» **Exercise brief**:
Without including any pictures, write out all the entries exactly.

* Begin Input records *

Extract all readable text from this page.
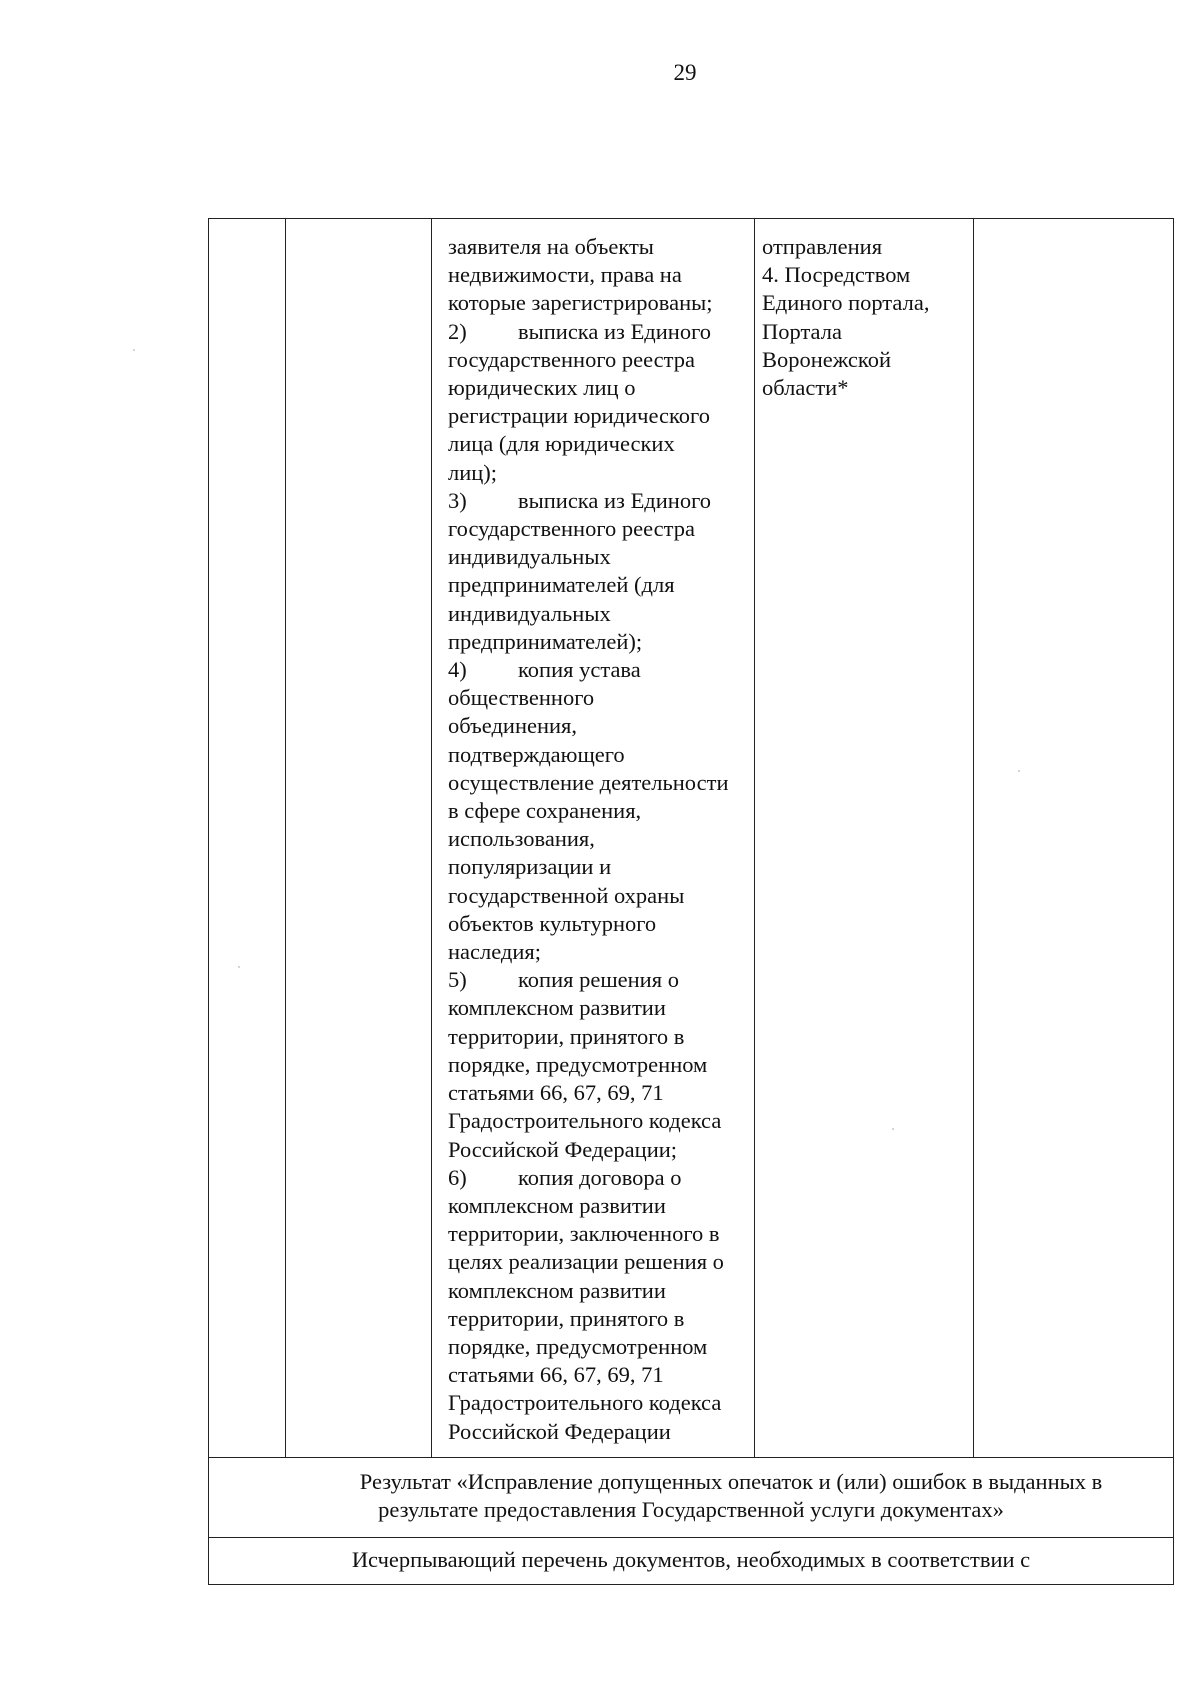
29
заявителя на объекты
недвижимости, права на
которые зарегистрированы;
2) выписка из Единого
государственного реестра
юридических лиц о
регистрации юридического
лица (для юридических
лиц);
3) выписка из Единого
государственного реестра
индивидуальных
предпринимателей (для
индивидуальных
предпринимателей);
4) копия устава
общественного
объединения,
подтверждающего
осуществление деятельности
в сфере сохранения,
использования,
популяризации и
государственной охраны
объектов культурного
наследия;
5) копия решения о
комплексном развитии
территории, принятого в
порядке, предусмотренном
статьями 66, 67, 69, 71
Градостроительного кодекса
Российской Федерации;
6) копия договора о
комплексном развитии
территории, заключенного в
целях реализации решения о
комплексном развитии
территории, принятого в
порядке, предусмотренном
статьями 66, 67, 69, 71
Градостроительного кодекса
Российской Федерации
отправления
4. Посредством
Единого портала,
Портала
Воронежской
области*
Результат «Исправление допущенных опечаток и (или) ошибок в выданных в
результате предоставления Государственной услуги документах»
Исчерпывающий перечень документов, необходимых в соответствии с
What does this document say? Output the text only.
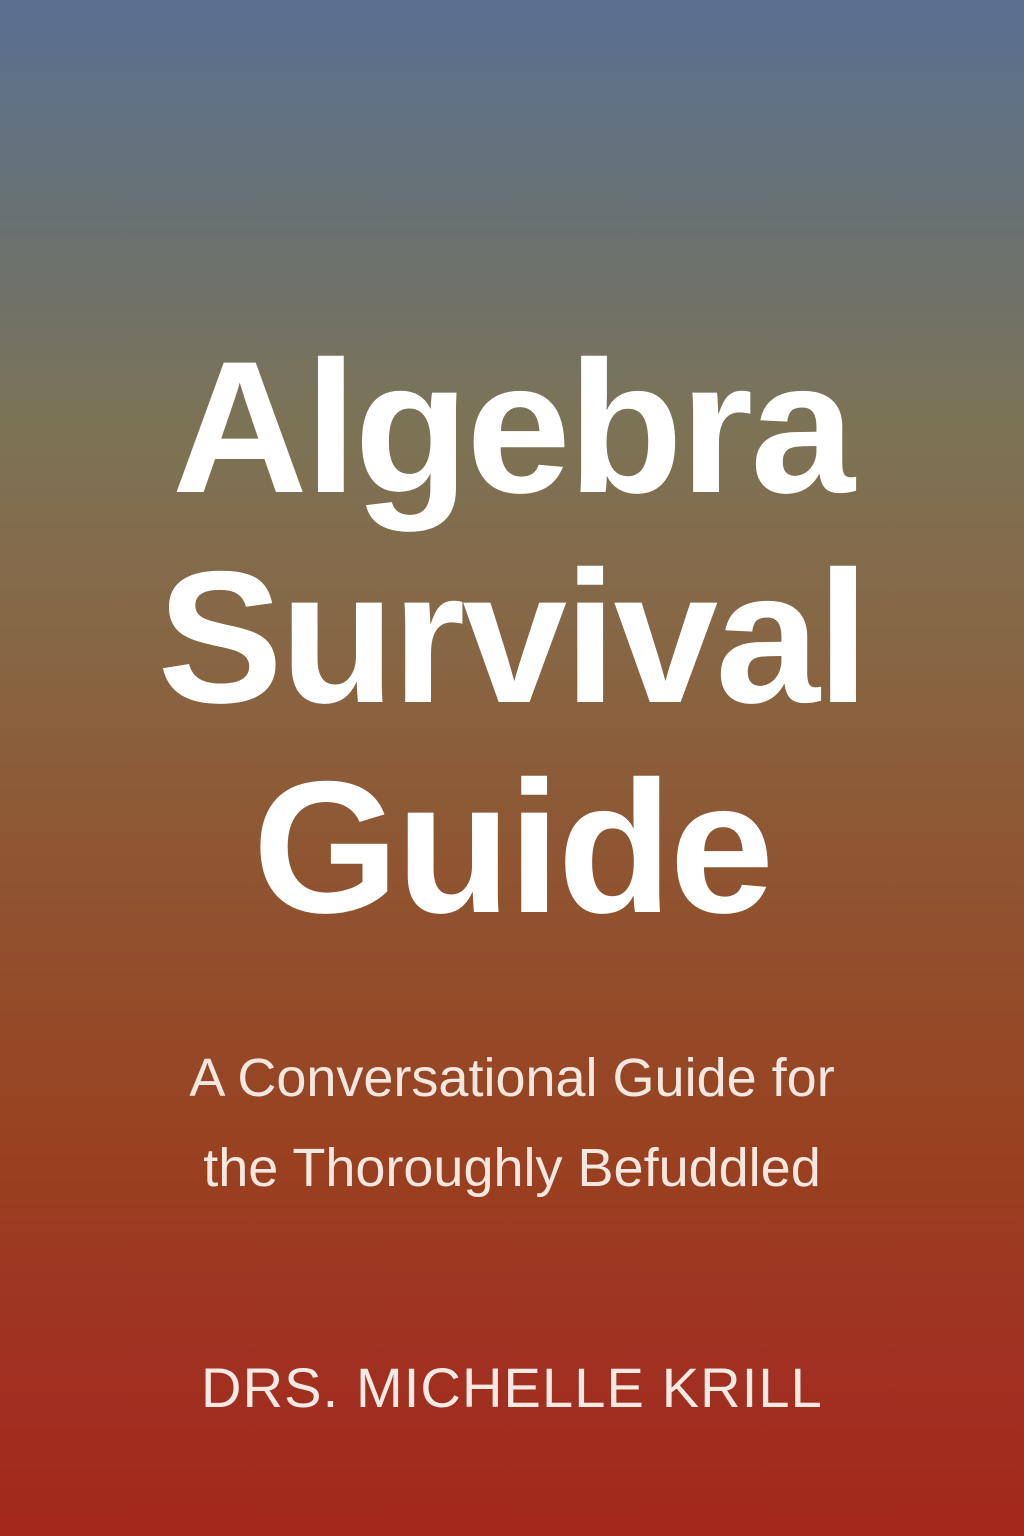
Algebra
Survival
Guide
A Conversational Guide for
the Thoroughly Befuddled
DRS. MICHELLE KRILL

* End Input records *

» **Output**:
Extract all readable text from this page.
29
заявителя на объекты
недвижимости, права на
которые зарегистрированы;
2) выписка из Единого
государственного реестра
юридических лиц о
регистрации юридического
лица (для юридических
лиц);
3) выписка из Единого
государственного реестра
индивидуальных
предпринимателей (для
индивидуальных
предпринимателей);
4) копия устава
общественного
объединения,
подтверждающего
осуществление деятельности
в сфере сохранения,
использования,
популяризации и
государственной охраны
объектов культурного
наследия;
5) копия решения о
комплексном развитии
территории, принятого в
порядке, предусмотренном
статьями 66, 67, 69, 71
Градостроительного кодекса
Российской Федерации;
6) копия договора о
комплексном развитии
территории, заключенного в
целях реализации решения о
комплексном развитии
территории, принятого в
порядке, предусмотренном
статьями 66, 67, 69, 71
Градостроительного кодекса
Российской Федерации
отправления
4. Посредством
Единого портала,
Портала
Воронежской
области*
Результат «Исправление допущенных опечаток и (или) ошибок в выданных в
результате предоставления Государственной услуги документах»
Исчерпывающий перечень документов, необходимых в соответствии с
What does this document say? Output the text only.
Algebra
Survival
Guide
A Conversational Guide for
the Thoroughly Befuddled
DRS. MICHELLE KRILL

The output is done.